RECORDS FOR THIS TASK:
· · · ·

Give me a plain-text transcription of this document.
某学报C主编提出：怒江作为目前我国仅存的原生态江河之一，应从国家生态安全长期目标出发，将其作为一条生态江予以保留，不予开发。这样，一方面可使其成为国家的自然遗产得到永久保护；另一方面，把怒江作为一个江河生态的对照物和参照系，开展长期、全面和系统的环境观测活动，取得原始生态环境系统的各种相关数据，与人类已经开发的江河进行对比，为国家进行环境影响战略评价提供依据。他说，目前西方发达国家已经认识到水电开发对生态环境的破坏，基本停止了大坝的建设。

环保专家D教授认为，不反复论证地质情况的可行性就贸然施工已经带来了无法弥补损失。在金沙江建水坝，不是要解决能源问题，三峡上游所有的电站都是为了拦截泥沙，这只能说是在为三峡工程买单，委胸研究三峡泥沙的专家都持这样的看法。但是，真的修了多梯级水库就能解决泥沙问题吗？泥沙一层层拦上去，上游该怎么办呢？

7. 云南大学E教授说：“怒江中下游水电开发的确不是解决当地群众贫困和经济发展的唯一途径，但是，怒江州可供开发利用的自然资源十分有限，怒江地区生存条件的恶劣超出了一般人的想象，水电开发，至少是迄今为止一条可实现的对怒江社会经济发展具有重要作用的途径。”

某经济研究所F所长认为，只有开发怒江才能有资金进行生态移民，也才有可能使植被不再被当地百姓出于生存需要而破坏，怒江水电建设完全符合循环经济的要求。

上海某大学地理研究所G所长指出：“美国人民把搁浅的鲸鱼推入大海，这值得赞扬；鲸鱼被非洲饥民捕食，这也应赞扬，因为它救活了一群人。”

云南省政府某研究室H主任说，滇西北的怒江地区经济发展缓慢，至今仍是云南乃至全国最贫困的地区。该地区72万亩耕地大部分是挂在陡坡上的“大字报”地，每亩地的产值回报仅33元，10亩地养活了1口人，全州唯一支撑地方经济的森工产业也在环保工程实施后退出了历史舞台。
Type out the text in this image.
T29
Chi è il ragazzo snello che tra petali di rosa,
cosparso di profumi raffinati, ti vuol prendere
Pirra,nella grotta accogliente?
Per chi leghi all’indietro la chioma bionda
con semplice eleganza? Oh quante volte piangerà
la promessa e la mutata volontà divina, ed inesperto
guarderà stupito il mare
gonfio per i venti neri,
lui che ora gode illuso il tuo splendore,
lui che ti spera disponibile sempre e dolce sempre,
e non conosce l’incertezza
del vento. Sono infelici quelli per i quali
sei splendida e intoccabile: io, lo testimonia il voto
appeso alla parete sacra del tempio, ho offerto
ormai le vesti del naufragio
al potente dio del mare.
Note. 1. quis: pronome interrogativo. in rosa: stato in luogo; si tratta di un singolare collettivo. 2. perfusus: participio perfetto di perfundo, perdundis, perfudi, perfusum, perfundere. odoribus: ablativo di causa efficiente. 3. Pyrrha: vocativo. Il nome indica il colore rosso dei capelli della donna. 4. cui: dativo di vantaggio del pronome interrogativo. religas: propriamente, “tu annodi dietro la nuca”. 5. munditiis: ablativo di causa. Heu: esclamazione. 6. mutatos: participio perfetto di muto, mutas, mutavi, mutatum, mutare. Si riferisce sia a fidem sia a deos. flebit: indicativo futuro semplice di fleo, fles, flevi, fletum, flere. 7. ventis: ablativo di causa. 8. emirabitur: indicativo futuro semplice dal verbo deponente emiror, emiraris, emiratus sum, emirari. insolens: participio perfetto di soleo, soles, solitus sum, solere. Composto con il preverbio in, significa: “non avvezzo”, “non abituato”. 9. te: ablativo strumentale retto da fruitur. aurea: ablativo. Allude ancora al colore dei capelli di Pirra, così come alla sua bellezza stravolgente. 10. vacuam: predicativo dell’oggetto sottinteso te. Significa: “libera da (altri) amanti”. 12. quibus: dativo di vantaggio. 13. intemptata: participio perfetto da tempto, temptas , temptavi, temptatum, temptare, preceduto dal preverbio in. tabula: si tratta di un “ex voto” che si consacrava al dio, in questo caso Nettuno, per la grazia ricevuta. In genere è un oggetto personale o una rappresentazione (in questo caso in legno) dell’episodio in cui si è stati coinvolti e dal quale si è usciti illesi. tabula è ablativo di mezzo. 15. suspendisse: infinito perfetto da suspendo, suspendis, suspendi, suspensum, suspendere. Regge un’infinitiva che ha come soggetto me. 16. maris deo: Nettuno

· · · ·

SHORT PROBLEM:
Transcribe each entry exactly.

RESULT FOR THIS TASK:
Give me a plain-text transcription of this document.
某学报C主编提出：怒江作为目前我国仅存的原生态江河之一，应从国家生态安全长期目标出发，将其作为一条生态江予以保留，不予开发。这样，一方面可使其成为国家的自然遗产得到永久保护；另一方面，把怒江作为一个江河生态的对照物和参照系，开展长期、全面和系统的环境观测活动，取得原始生态环境系统的各种相关数据，与人类已经开发的江河进行对比，为国家进行环境影响战略评价提供依据。他说，目前西方发达国家已经认识到水电开发对生态环境的破坏，基本停止了大坝的建设。

环保专家D教授认为，不反复论证地质情况的可行性就贸然施工已经带来了无法弥补损失。在金沙江建水坝，不是要解决能源问题，三峡上游所有的电站都是为了拦截泥沙，这只能说是在为三峡工程买单，委胸研究三峡泥沙的专家都持这样的看法。但是，真的修了多梯级水库就能解决泥沙问题吗？泥沙一层层拦上去，上游该怎么办呢？

7. 云南大学E教授说：“怒江中下游水电开发的确不是解决当地群众贫困和经济发展的唯一途径，但是，怒江州可供开发利用的自然资源十分有限，怒江地区生存条件的恶劣超出了一般人的想象，水电开发，至少是迄今为止一条可实现的对怒江社会经济发展具有重要作用的途径。”

某经济研究所F所长认为，只有开发怒江才能有资金进行生态移民，也才有可能使植被不再被当地百姓出于生存需要而破坏，怒江水电建设完全符合循环经济的要求。

上海某大学地理研究所G所长指出：“美国人民把搁浅的鲸鱼推入大海，这值得赞扬；鲸鱼被非洲饥民捕食，这也应赞扬，因为它救活了一群人。”

云南省政府某研究室H主任说，滇西北的怒江地区经济发展缓慢，至今仍是云南乃至全国最贫困的地区。该地区72万亩耕地大部分是挂在陡坡上的“大字报”地，每亩地的产值回报仅33元，10亩地养活了1口人，全州唯一支撑地方经济的森工产业也在环保工程实施后退出了历史舞台。
Type out the text in this image.
T29
Chi è il ragazzo snello che tra petali di rosa,
cosparso di profumi raffinati, ti vuol prendere
Pirra,nella grotta accogliente?
Per chi leghi all’indietro la chioma bionda
con semplice eleganza? Oh quante volte piangerà
la promessa e la mutata volontà divina, ed inesperto
guarderà stupito il mare
gonfio per i venti neri,
lui che ora gode illuso il tuo splendore,
lui che ti spera disponibile sempre e dolce sempre,
e non conosce l’incertezza
del vento. Sono infelici quelli per i quali
sei splendida e intoccabile: io, lo testimonia il voto
appeso alla parete sacra del tempio, ho offerto
ormai le vesti del naufragio
al potente dio del mare.
Note. 1. quis: pronome interrogativo. in rosa: stato in luogo; si tratta di un singolare collettivo. 2. perfusus: participio perfetto di perfundo, perdundis, perfudi, perfusum, perfundere. odoribus: ablativo di causa efficiente. 3. Pyrrha: vocativo. Il nome indica il colore rosso dei capelli della donna. 4. cui: dativo di vantaggio del pronome interrogativo. religas: propriamente, “tu annodi dietro la nuca”. 5. munditiis: ablativo di causa. Heu: esclamazione. 6. mutatos: participio perfetto di muto, mutas, mutavi, mutatum, mutare. Si riferisce sia a fidem sia a deos. flebit: indicativo futuro semplice di fleo, fles, flevi, fletum, flere. 7. ventis: ablativo di causa. 8. emirabitur: indicativo futuro semplice dal verbo deponente emiror, emiraris, emiratus sum, emirari. insolens: participio perfetto di soleo, soles, solitus sum, solere. Composto con il preverbio in, significa: “non avvezzo”, “non abituato”. 9. te: ablativo strumentale retto da fruitur. aurea: ablativo. Allude ancora al colore dei capelli di Pirra, così come alla sua bellezza stravolgente. 10. vacuam: predicativo dell’oggetto sottinteso te. Significa: “libera da (altri) amanti”. 12. quibus: dativo di vantaggio. 13. intemptata: participio perfetto da tempto, temptas , temptavi, temptatum, temptare, preceduto dal preverbio in. tabula: si tratta di un “ex voto” che si consacrava al dio, in questo caso Nettuno, per la grazia ricevuta. In genere è un oggetto personale o una rappresentazione (in questo caso in legno) dell’episodio in cui si è stati coinvolti e dal quale si è usciti illesi. tabula è ablativo di mezzo. 15. suspendisse: infinito perfetto da suspendo, suspendis, suspendi, suspensum, suspendere. Regge un’infinitiva che ha come soggetto me. 16. maris deo: Nettuno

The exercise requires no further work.